## EXERCISE
Copy out the data exactly, leaving the pictures behind.

══ THE INPUT

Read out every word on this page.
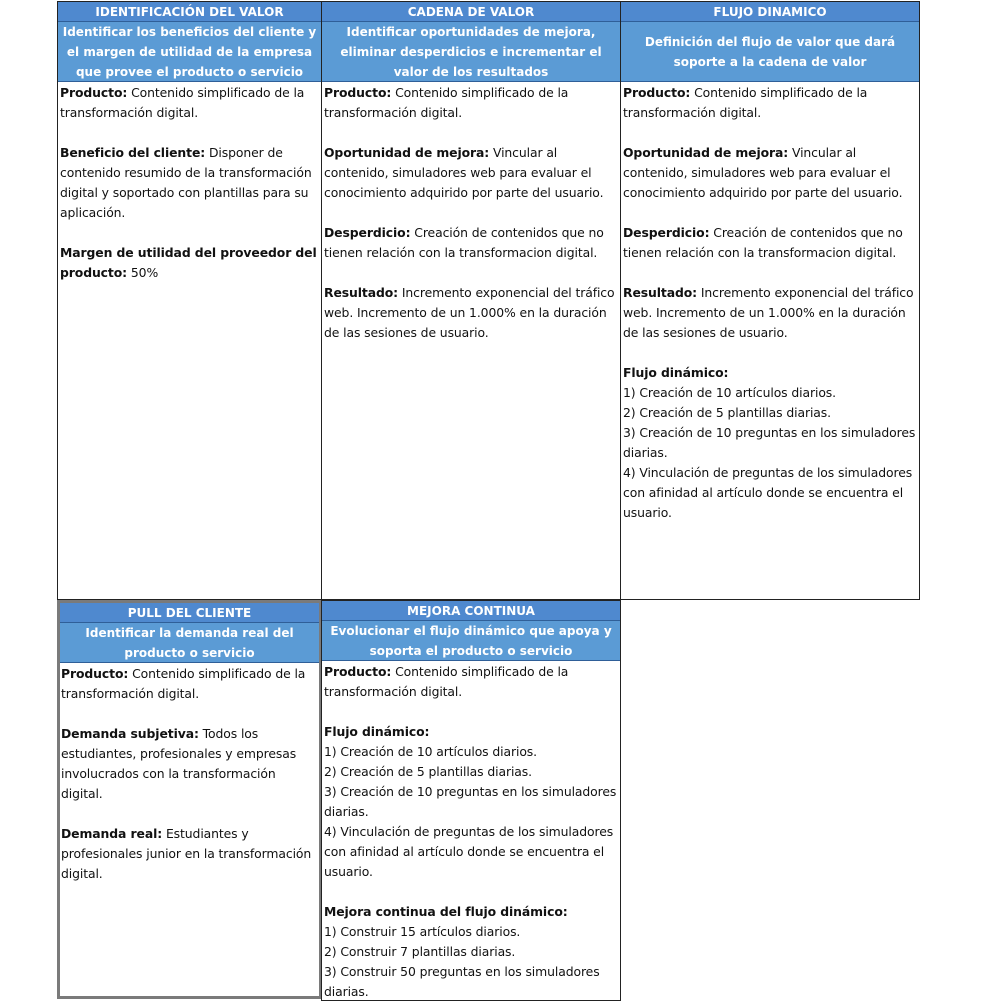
IDENTIFICACIÓN DEL VALOR
Identificar los beneficios del cliente y el margen de utilidad de la empresa que provee el producto o servicio
Producto: Contenido simplificado de la transformación digital.
Beneficio del cliente: Disponer de contenido resumido de la transformación digital y soportado con plantillas para su aplicación.
Margen de utilidad del proveedor del producto: 50%
CADENA DE VALOR
Identificar oportunidades de mejora, eliminar desperdicios e incrementar el valor de los resultados
Producto: Contenido simplificado de la transformación digital.
Oportunidad de mejora: Vincular al contenido, simuladores web para evaluar el conocimiento adquirido por parte del usuario.
Desperdicio: Creación de contenidos que no tienen relación con la transformacion digital.
Resultado: Incremento exponencial del tráfico web. Incremento de un 1.000% en la duración de las sesiones de usuario.
FLUJO DINAMICO
Definición del flujo de valor que dará soporte a la cadena de valor
Producto: Contenido simplificado de la transformación digital.
Oportunidad de mejora: Vincular al contenido, simuladores web para evaluar el conocimiento adquirido por parte del usuario.
Desperdicio: Creación de contenidos que no tienen relación con la transformacion digital.
Resultado: Incremento exponencial del tráfico web. Incremento de un 1.000% en la duración de las sesiones de usuario.
Flujo dinámico:
1) Creación de 10 artículos diarios.
2) Creación de 5 plantillas diarias.
3) Creación de 10 preguntas en los simuladores diarias.
4) Vinculación de preguntas de los simuladores con afinidad al artículo donde se encuentra el usuario.
PULL DEL CLIENTE
Identificar la demanda real del producto o servicio
Producto: Contenido simplificado de la transformación digital.
Demanda subjetiva: Todos los estudiantes, profesionales y empresas involucrados con la transformación digital.
Demanda real: Estudiantes y profesionales junior en la transformación digital.
MEJORA CONTINUA
Evolucionar el flujo dinámico que apoya y soporta el producto o servicio
Producto: Contenido simplificado de la transformación digital.
Flujo dinámico:
1) Creación de 10 artículos diarios.
2) Creación de 5 plantillas diarias.
3) Creación de 10 preguntas en los simuladores diarias.
4) Vinculación de preguntas de los simuladores con afinidad al artículo donde se encuentra el usuario.
Mejora continua del flujo dinámico:
1) Construir 15 artículos diarios.
2) Construir 7 plantillas diarias.
3) Construir 50 preguntas en los simuladores diarias.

════

## REPLY
Read out every word on this page.
IDENTIFICACIÓN DEL VALOR
Identificar los beneficios del cliente y el margen de utilidad de la empresa que provee el producto o servicio
Producto: Contenido simplificado de la transformación digital.
Beneficio del cliente: Disponer de contenido resumido de la transformación digital y soportado con plantillas para su aplicación.
Margen de utilidad del proveedor del producto: 50%
CADENA DE VALOR
Identificar oportunidades de mejora, eliminar desperdicios e incrementar el valor de los resultados
Producto: Contenido simplificado de la transformación digital.
Oportunidad de mejora: Vincular al contenido, simuladores web para evaluar el conocimiento adquirido por parte del usuario.
Desperdicio: Creación de contenidos que no tienen relación con la transformacion digital.
Resultado: Incremento exponencial del tráfico web. Incremento de un 1.000% en la duración de las sesiones de usuario.
FLUJO DINAMICO
Definición del flujo de valor que dará soporte a la cadena de valor
Producto: Contenido simplificado de la transformación digital.
Oportunidad de mejora: Vincular al contenido, simuladores web para evaluar el conocimiento adquirido por parte del usuario.
Desperdicio: Creación de contenidos que no tienen relación con la transformacion digital.
Resultado: Incremento exponencial del tráfico web. Incremento de un 1.000% en la duración de las sesiones de usuario.
Flujo dinámico:
1) Creación de 10 artículos diarios.
2) Creación de 5 plantillas diarias.
3) Creación de 10 preguntas en los simuladores diarias.
4) Vinculación de preguntas de los simuladores con afinidad al artículo donde se encuentra el usuario.
PULL DEL CLIENTE
Identificar la demanda real del producto o servicio
Producto: Contenido simplificado de la transformación digital.
Demanda subjetiva: Todos los estudiantes, profesionales y empresas involucrados con la transformación digital.
Demanda real: Estudiantes y profesionales junior en la transformación digital.
MEJORA CONTINUA
Evolucionar el flujo dinámico que apoya y soporta el producto o servicio
Producto: Contenido simplificado de la transformación digital.
Flujo dinámico:
1) Creación de 10 artículos diarios.
2) Creación de 5 plantillas diarias.
3) Creación de 10 preguntas en los simuladores diarias.
4) Vinculación de preguntas de los simuladores con afinidad al artículo donde se encuentra el usuario.
Mejora continua del flujo dinámico:
1) Construir 15 artículos diarios.
2) Construir 7 plantillas diarias.
3) Construir 50 preguntas en los simuladores diarias.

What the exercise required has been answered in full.